Below are the records; reproduce all of them exactly but without any images.

--- START THE INPUT ---

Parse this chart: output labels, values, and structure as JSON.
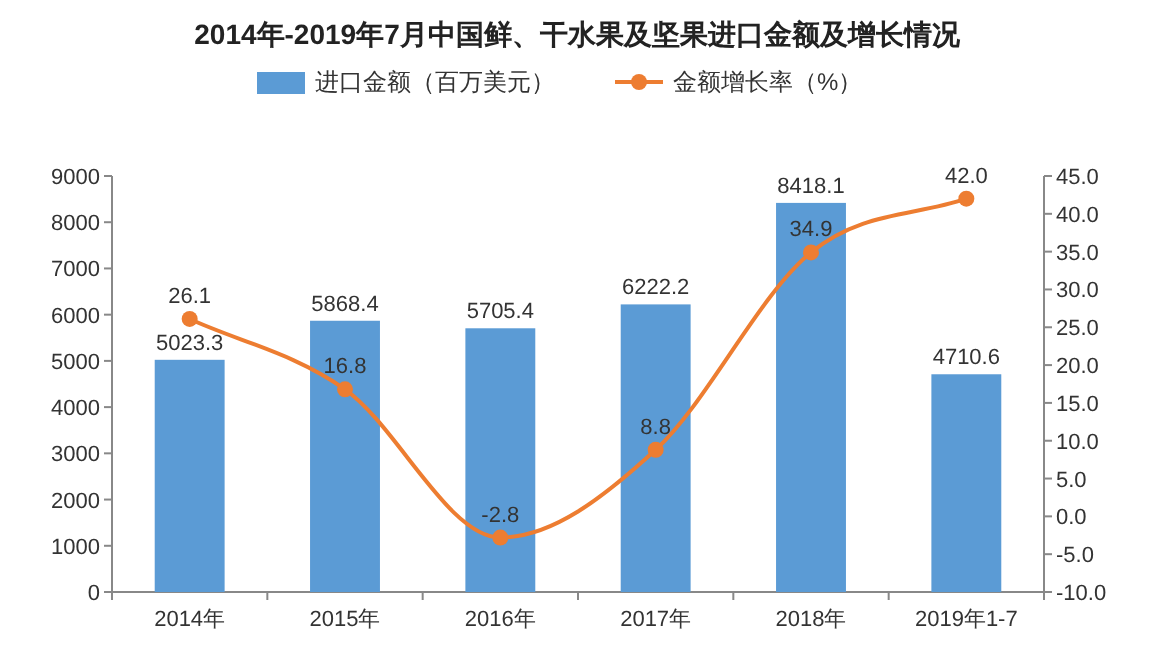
{
  "chart_data": {
    "type": "bar",
    "title": "2014年-2019年7月中国鲜、干水果及坚果进口金额及增长情况",
    "categories": [
      "2014年",
      "2015年",
      "2016年",
      "2017年",
      "2018年",
      "2019年1-7"
    ],
    "series": [
      {
        "name": "进口金额（百万美元）",
        "color": "#5b9bd5",
        "values": [
          5023.3,
          5868.4,
          5705.4,
          6222.2,
          8418.1,
          4710.6
        ]
      },
      {
        "name": "金额增长率（%）",
        "type": "line",
        "axis": "y2",
        "color": "#ed7d31",
        "marker": "circle",
        "values": [
          26.1,
          16.8,
          -2.8,
          8.8,
          34.9,
          42.0
        ],
        "value_labels": [
          "26.1",
          "16.8",
          "-2.8",
          "8.8",
          "34.9",
          "42.0"
        ]
      }
    ],
    "ylim": [
      0,
      9000
    ],
    "yticks": [
      0,
      1000,
      2000,
      3000,
      4000,
      5000,
      6000,
      7000,
      8000,
      9000
    ],
    "y2lim": [
      -10,
      45
    ],
    "y2ticks": [
      {
        "value": -10,
        "label": "-10.0"
      },
      {
        "value": -5,
        "label": "-5.0"
      },
      {
        "value": 0,
        "label": "0.0"
      },
      {
        "value": 5,
        "label": "5.0"
      },
      {
        "value": 10,
        "label": "10.0"
      },
      {
        "value": 15,
        "label": "15.0"
      },
      {
        "value": 20,
        "label": "20.0"
      },
      {
        "value": 25,
        "label": "25.0"
      },
      {
        "value": 30,
        "label": "30.0"
      },
      {
        "value": 35,
        "label": "35.0"
      },
      {
        "value": 40,
        "label": "40.0"
      },
      {
        "value": 45,
        "label": "45.0"
      }
    ],
    "data_labels": true,
    "legend": "top",
    "grid": false
  }
}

--- END THE INPUT ---

▸ **EXPECTED ANSWER**
Parse this chart: output labels, values, and structure as JSON.
{
  "chart_data": {
    "type": "bar",
    "title": "2014年-2019年7月中国鲜、干水果及坚果进口金额及增长情况",
    "categories": [
      "2014年",
      "2015年",
      "2016年",
      "2017年",
      "2018年",
      "2019年1-7"
    ],
    "series": [
      {
        "name": "进口金额（百万美元）",
        "color": "#5b9bd5",
        "values": [
          5023.3,
          5868.4,
          5705.4,
          6222.2,
          8418.1,
          4710.6
        ]
      },
      {
        "name": "金额增长率（%）",
        "type": "line",
        "axis": "y2",
        "color": "#ed7d31",
        "marker": "circle",
        "values": [
          26.1,
          16.8,
          -2.8,
          8.8,
          34.9,
          42.0
        ],
        "value_labels": [
          "26.1",
          "16.8",
          "-2.8",
          "8.8",
          "34.9",
          "42.0"
        ]
      }
    ],
    "ylim": [
      0,
      9000
    ],
    "yticks": [
      0,
      1000,
      2000,
      3000,
      4000,
      5000,
      6000,
      7000,
      8000,
      9000
    ],
    "y2lim": [
      -10,
      45
    ],
    "y2ticks": [
      {
        "value": -10,
        "label": "-10.0"
      },
      {
        "value": -5,
        "label": "-5.0"
      },
      {
        "value": 0,
        "label": "0.0"
      },
      {
        "value": 5,
        "label": "5.0"
      },
      {
        "value": 10,
        "label": "10.0"
      },
      {
        "value": 15,
        "label": "15.0"
      },
      {
        "value": 20,
        "label": "20.0"
      },
      {
        "value": 25,
        "label": "25.0"
      },
      {
        "value": 30,
        "label": "30.0"
      },
      {
        "value": 35,
        "label": "35.0"
      },
      {
        "value": 40,
        "label": "40.0"
      },
      {
        "value": 45,
        "label": "45.0"
      }
    ],
    "data_labels": true,
    "legend": "top",
    "grid": false
  }
}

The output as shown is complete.